* PROVIDED TEXT
Sunday, April 6, 2014

Bloodroot Consciousness


Photo of Bloodroot just budding, April 6

                              Butterfly
                        sleeping
                              on the temple bell.
           
                                    Buson, ~1750
                                     in The Essential Haiku
                                     R. Haas, Ed. p.108.

      The butterfly, prime archetypal image for transformation, sleeps as if consciousness is not fully availed; perhaps the wings will spread and flight begin when the resonance with the deity sounds.
      Antonio Machado in Spain offered a similar summons a hundred and fifty years after Buson was writing haiku in Japan. Still a century ago, Machado said that all Jesus’ words were one word: Velad.  Robert Bly translates that word as “Wakeup” (Times Alone, pp. 108-109). Velad might also be interpreted as keeping a vigil, even the watch set “before the holy sacrament when it is manifested” (http://www.spanishdict.com/translate/velad ).

* ENTRIES PROVIDED
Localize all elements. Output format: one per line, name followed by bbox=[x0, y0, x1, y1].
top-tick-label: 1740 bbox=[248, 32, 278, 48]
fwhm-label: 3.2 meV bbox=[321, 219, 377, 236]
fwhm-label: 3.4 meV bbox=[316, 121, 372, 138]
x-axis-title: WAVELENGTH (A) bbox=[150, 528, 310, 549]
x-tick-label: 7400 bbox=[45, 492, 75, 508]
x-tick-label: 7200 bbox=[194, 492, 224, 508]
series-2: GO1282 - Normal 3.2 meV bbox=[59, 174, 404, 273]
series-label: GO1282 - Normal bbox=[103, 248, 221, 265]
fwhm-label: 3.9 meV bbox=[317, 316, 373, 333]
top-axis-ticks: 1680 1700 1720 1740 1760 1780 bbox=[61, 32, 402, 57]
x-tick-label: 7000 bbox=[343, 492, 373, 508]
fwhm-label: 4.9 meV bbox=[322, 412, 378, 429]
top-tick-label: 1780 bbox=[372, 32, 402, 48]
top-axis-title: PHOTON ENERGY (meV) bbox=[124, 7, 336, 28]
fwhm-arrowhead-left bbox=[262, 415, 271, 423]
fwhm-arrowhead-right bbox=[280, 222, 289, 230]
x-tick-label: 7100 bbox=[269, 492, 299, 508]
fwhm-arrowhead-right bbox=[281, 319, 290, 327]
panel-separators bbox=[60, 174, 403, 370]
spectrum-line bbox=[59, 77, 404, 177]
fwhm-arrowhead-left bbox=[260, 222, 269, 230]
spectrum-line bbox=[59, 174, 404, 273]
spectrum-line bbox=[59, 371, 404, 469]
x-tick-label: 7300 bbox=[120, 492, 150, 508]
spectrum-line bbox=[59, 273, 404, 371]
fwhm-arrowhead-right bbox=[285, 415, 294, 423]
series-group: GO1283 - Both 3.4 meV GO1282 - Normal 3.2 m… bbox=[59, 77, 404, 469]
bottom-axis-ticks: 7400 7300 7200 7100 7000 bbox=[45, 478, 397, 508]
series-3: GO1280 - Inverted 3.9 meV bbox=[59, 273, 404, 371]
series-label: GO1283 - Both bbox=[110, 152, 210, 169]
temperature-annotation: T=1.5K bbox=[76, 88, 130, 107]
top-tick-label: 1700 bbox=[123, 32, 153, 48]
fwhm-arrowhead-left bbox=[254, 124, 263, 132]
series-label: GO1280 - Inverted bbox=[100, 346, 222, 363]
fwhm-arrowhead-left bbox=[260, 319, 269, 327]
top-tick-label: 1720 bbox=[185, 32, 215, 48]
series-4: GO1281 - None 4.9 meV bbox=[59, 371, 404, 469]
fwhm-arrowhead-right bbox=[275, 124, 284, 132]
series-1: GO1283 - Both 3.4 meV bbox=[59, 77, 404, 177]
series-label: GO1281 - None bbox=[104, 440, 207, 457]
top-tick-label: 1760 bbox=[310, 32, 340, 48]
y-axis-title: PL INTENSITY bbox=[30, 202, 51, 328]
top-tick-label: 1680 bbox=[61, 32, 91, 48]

* TASK REQUIREMENTS
1 > Set down the stretch of the Bloodroot Consciousness post from "Sunday, April 6, 2014" through "Haas, Ed. p.108." word for word.
2 > In the Bloodroot Consciousness post, how does Robert Bly translate the word Velad?
The rows were taken from a separate source.

* RESULTS
1 >
Sunday, April 6, 2014

Bloodroot Consciousness


Photo of Bloodroot just budding, April 6

                              Butterfly
                        sleeping
                              on the temple bell.
           
                                    Buson, ~1750
                                     in The Essential Haiku
                                     R. Haas, Ed. p.108.

2 > He translates it as "Wakeup."